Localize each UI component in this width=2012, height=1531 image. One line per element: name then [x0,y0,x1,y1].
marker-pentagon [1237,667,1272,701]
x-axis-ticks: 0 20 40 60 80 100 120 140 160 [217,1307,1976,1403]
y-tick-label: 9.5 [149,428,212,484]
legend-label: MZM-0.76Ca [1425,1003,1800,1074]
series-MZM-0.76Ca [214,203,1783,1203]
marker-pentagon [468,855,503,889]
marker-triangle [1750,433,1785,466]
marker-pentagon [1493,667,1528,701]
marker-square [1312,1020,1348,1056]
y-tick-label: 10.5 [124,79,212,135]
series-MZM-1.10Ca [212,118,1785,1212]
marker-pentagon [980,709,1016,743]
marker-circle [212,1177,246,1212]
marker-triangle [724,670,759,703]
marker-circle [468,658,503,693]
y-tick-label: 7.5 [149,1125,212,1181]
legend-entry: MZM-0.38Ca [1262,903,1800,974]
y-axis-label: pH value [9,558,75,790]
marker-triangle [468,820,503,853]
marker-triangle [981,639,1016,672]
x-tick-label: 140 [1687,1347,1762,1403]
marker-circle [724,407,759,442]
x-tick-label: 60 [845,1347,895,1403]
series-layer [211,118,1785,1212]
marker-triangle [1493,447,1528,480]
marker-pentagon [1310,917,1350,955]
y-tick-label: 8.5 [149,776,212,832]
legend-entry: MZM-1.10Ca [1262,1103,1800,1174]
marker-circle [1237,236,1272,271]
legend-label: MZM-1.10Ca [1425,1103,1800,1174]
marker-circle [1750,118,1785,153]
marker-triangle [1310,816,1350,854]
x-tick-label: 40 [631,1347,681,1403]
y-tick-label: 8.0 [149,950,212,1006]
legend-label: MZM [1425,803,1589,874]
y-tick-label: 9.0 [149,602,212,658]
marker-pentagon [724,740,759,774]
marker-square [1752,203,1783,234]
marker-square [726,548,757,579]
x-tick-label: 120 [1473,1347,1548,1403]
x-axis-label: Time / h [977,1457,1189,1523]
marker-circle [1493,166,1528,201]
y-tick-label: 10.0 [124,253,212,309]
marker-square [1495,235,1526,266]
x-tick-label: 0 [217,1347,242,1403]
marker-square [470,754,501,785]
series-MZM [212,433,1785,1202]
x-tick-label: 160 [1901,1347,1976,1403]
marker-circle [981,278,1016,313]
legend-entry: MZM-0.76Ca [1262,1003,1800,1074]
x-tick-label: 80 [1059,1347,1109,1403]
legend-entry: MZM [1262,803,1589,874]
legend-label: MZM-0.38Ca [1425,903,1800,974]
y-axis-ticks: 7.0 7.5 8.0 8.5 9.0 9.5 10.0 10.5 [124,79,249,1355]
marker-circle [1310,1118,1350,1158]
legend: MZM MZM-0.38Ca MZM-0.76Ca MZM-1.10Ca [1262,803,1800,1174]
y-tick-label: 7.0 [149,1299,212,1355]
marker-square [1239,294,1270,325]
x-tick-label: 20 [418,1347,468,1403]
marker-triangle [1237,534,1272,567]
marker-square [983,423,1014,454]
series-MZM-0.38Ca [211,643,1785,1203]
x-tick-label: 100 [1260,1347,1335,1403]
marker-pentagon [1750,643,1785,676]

++++++

## What you need to do
Starting at the first line of the records and ending with the line that contains "legend-label: MZM [1425,803,1589,874]", arrange each line as one string in a JSON list, leaving out any blank lines.

## Answer to the problem
[
  "Localize each UI component in this width=2012, height=1531 image. One line per element: name then [x0,y0,x1,y1].",
  "marker-pentagon [1237,667,1272,701]",
  "x-axis-ticks: 0 20 40 60 80 100 120 140 160 [217,1307,1976,1403]",
  "y-tick-label: 9.5 [149,428,212,484]",
  "legend-label: MZM-0.76Ca [1425,1003,1800,1074]",
  "series-MZM-0.76Ca [214,203,1783,1203]",
  "marker-pentagon [468,855,503,889]",
  "marker-triangle [1750,433,1785,466]",
  "marker-pentagon [1493,667,1528,701]",
  "marker-square [1312,1020,1348,1056]",
  "y-tick-label: 10.5 [124,79,212,135]",
  "series-MZM-1.10Ca [212,118,1785,1212]",
  "marker-pentagon [980,709,1016,743]",
  "marker-circle [212,1177,246,1212]",
  "marker-triangle [724,670,759,703]",
  "marker-circle [468,658,503,693]",
  "y-tick-label: 7.5 [149,1125,212,1181]",
  "legend-entry: MZM-0.38Ca [1262,903,1800,974]",
  "y-axis-label: pH value [9,558,75,790]",
  "marker-triangle [468,820,503,853]",
  "marker-triangle [981,639,1016,672]",
  "x-tick-label: 140 [1687,1347,1762,1403]",
  "marker-circle [724,407,759,442]",
  "x-tick-label: 60 [845,1347,895,1403]",
  "series-layer [211,118,1785,1212]",
  "marker-triangle [1493,447,1528,480]",
  "marker-pentagon [1310,917,1350,955]",
  "y-tick-label: 8.5 [149,776,212,832]",
  "legend-entry: MZM-1.10Ca [1262,1103,1800,1174]",
  "marker-circle [1237,236,1272,271]",
  "legend-label: MZM-1.10Ca [1425,1103,1800,1174]",
  "marker-circle [1750,118,1785,153]",
  "marker-triangle [1310,816,1350,854]",
  "x-tick-label: 40 [631,1347,681,1403]",
  "y-tick-label: 8.0 [149,950,212,1006]",
  "legend-label: MZM [1425,803,1589,874]"
]